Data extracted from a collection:
(begin)

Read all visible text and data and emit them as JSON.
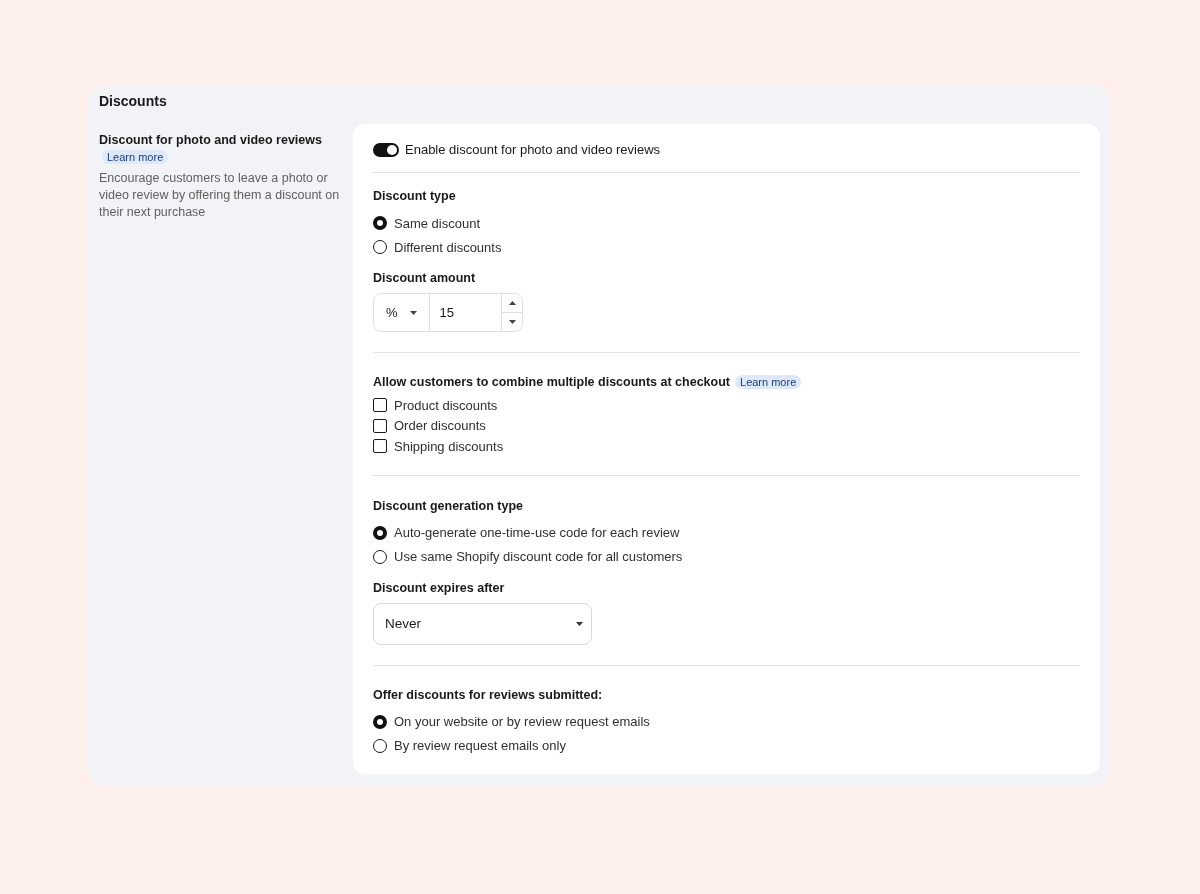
{
  "section_title": "Discounts",
  "sidebar": {
    "title": "Discount for photo and video reviews",
    "link": "Learn more",
    "description": "Encourage customers to leave a photo or video review by offering them a discount on their next purchase"
  },
  "enable_toggle": {
    "label": "Enable discount for photo and video reviews",
    "on": true
  },
  "discount_type": {
    "label": "Discount type",
    "options": [
      {
        "label": "Same discount",
        "selected": true
      },
      {
        "label": "Different discounts",
        "selected": false
      }
    ]
  },
  "discount_amount": {
    "label": "Discount amount",
    "unit": "%",
    "value": "15"
  },
  "combine": {
    "label": "Allow customers to combine multiple discounts at checkout",
    "link": "Learn more",
    "options": [
      {
        "label": "Product discounts",
        "checked": false
      },
      {
        "label": "Order discounts",
        "checked": false
      },
      {
        "label": "Shipping discounts",
        "checked": false
      }
    ]
  },
  "generation_type": {
    "label": "Discount generation type",
    "options": [
      {
        "label": "Auto-generate one-time-use code for each review",
        "selected": true
      },
      {
        "label": "Use same Shopify discount code for all customers",
        "selected": false
      }
    ]
  },
  "expires": {
    "label": "Discount expires after",
    "value": "Never"
  },
  "offer": {
    "label": "Offer discounts for reviews submitted:",
    "options": [
      {
        "label": "On your website or by review request emails",
        "selected": true
      },
      {
        "label": "By review request emails only",
        "selected": false
      }
    ]
  }
}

(end)

The records above are to be restated exactly, without their pictures.

SOLUTION BELOW:
Read all visible text and data and emit them as JSON.
{
  "section_title": "Discounts",
  "sidebar": {
    "title": "Discount for photo and video reviews",
    "link": "Learn more",
    "description": "Encourage customers to leave a photo or video review by offering them a discount on their next purchase"
  },
  "enable_toggle": {
    "label": "Enable discount for photo and video reviews",
    "on": true
  },
  "discount_type": {
    "label": "Discount type",
    "options": [
      {
        "label": "Same discount",
        "selected": true
      },
      {
        "label": "Different discounts",
        "selected": false
      }
    ]
  },
  "discount_amount": {
    "label": "Discount amount",
    "unit": "%",
    "value": "15"
  },
  "combine": {
    "label": "Allow customers to combine multiple discounts at checkout",
    "link": "Learn more",
    "options": [
      {
        "label": "Product discounts",
        "checked": false
      },
      {
        "label": "Order discounts",
        "checked": false
      },
      {
        "label": "Shipping discounts",
        "checked": false
      }
    ]
  },
  "generation_type": {
    "label": "Discount generation type",
    "options": [
      {
        "label": "Auto-generate one-time-use code for each review",
        "selected": true
      },
      {
        "label": "Use same Shopify discount code for all customers",
        "selected": false
      }
    ]
  },
  "expires": {
    "label": "Discount expires after",
    "value": "Never"
  },
  "offer": {
    "label": "Offer discounts for reviews submitted:",
    "options": [
      {
        "label": "On your website or by review request emails",
        "selected": true
      },
      {
        "label": "By review request emails only",
        "selected": false
      }
    ]
  }
}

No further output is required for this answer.